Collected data
───

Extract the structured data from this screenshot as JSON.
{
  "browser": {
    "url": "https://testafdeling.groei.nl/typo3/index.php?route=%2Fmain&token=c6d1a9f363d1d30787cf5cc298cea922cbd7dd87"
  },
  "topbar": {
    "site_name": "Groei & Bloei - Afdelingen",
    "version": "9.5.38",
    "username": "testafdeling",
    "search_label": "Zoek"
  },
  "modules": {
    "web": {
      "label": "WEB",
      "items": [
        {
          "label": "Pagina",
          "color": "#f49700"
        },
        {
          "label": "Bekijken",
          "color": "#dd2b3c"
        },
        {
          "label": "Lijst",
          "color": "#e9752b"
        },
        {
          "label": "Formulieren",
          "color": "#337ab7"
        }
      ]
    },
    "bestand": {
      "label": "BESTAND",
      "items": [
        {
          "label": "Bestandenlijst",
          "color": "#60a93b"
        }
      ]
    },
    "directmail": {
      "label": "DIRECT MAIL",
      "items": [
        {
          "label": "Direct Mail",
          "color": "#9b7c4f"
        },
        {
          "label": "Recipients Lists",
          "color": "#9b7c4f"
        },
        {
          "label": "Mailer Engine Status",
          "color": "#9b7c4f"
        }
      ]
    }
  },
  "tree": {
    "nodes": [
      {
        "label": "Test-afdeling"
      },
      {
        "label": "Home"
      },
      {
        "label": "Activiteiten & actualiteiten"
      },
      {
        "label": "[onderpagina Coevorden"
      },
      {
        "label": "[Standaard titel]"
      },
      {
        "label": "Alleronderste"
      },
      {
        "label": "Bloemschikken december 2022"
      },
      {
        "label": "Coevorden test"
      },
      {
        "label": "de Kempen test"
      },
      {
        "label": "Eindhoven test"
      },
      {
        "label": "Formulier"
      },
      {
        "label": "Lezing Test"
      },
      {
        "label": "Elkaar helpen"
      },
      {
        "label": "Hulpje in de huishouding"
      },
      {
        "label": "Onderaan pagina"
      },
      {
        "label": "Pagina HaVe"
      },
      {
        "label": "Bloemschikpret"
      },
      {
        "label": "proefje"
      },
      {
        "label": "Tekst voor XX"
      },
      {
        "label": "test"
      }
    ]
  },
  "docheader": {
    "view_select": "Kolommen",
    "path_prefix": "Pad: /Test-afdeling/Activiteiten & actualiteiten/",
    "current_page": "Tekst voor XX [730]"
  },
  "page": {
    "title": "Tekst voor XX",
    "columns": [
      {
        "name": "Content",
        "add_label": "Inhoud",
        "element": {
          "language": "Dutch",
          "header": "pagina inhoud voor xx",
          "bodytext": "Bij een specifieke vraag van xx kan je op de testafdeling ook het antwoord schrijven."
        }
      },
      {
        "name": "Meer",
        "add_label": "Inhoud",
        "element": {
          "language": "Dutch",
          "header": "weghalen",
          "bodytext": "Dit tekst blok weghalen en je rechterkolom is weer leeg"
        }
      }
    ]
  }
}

───

▸ **Problem requirements**: Recite the full listing above exactly.

▸ **Problem solution**:
Extract the structured data from this screenshot as JSON.
{
  "browser": {
    "url": "https://testafdeling.groei.nl/typo3/index.php?route=%2Fmain&token=c6d1a9f363d1d30787cf5cc298cea922cbd7dd87"
  },
  "topbar": {
    "site_name": "Groei & Bloei - Afdelingen",
    "version": "9.5.38",
    "username": "testafdeling",
    "search_label": "Zoek"
  },
  "modules": {
    "web": {
      "label": "WEB",
      "items": [
        {
          "label": "Pagina",
          "color": "#f49700"
        },
        {
          "label": "Bekijken",
          "color": "#dd2b3c"
        },
        {
          "label": "Lijst",
          "color": "#e9752b"
        },
        {
          "label": "Formulieren",
          "color": "#337ab7"
        }
      ]
    },
    "bestand": {
      "label": "BESTAND",
      "items": [
        {
          "label": "Bestandenlijst",
          "color": "#60a93b"
        }
      ]
    },
    "directmail": {
      "label": "DIRECT MAIL",
      "items": [
        {
          "label": "Direct Mail",
          "color": "#9b7c4f"
        },
        {
          "label": "Recipients Lists",
          "color": "#9b7c4f"
        },
        {
          "label": "Mailer Engine Status",
          "color": "#9b7c4f"
        }
      ]
    }
  },
  "tree": {
    "nodes": [
      {
        "label": "Test-afdeling"
      },
      {
        "label": "Home"
      },
      {
        "label": "Activiteiten & actualiteiten"
      },
      {
        "label": "[onderpagina Coevorden"
      },
      {
        "label": "[Standaard titel]"
      },
      {
        "label": "Alleronderste"
      },
      {
        "label": "Bloemschikken december 2022"
      },
      {
        "label": "Coevorden test"
      },
      {
        "label": "de Kempen test"
      },
      {
        "label": "Eindhoven test"
      },
      {
        "label": "Formulier"
      },
      {
        "label": "Lezing Test"
      },
      {
        "label": "Elkaar helpen"
      },
      {
        "label": "Hulpje in de huishouding"
      },
      {
        "label": "Onderaan pagina"
      },
      {
        "label": "Pagina HaVe"
      },
      {
        "label": "Bloemschikpret"
      },
      {
        "label": "proefje"
      },
      {
        "label": "Tekst voor XX"
      },
      {
        "label": "test"
      }
    ]
  },
  "docheader": {
    "view_select": "Kolommen",
    "path_prefix": "Pad: /Test-afdeling/Activiteiten & actualiteiten/",
    "current_page": "Tekst voor XX [730]"
  },
  "page": {
    "title": "Tekst voor XX",
    "columns": [
      {
        "name": "Content",
        "add_label": "Inhoud",
        "element": {
          "language": "Dutch",
          "header": "pagina inhoud voor xx",
          "bodytext": "Bij een specifieke vraag van xx kan je op de testafdeling ook het antwoord schrijven."
        }
      },
      {
        "name": "Meer",
        "add_label": "Inhoud",
        "element": {
          "language": "Dutch",
          "header": "weghalen",
          "bodytext": "Dit tekst blok weghalen en je rechterkolom is weer leeg"
        }
      }
    ]
  }
}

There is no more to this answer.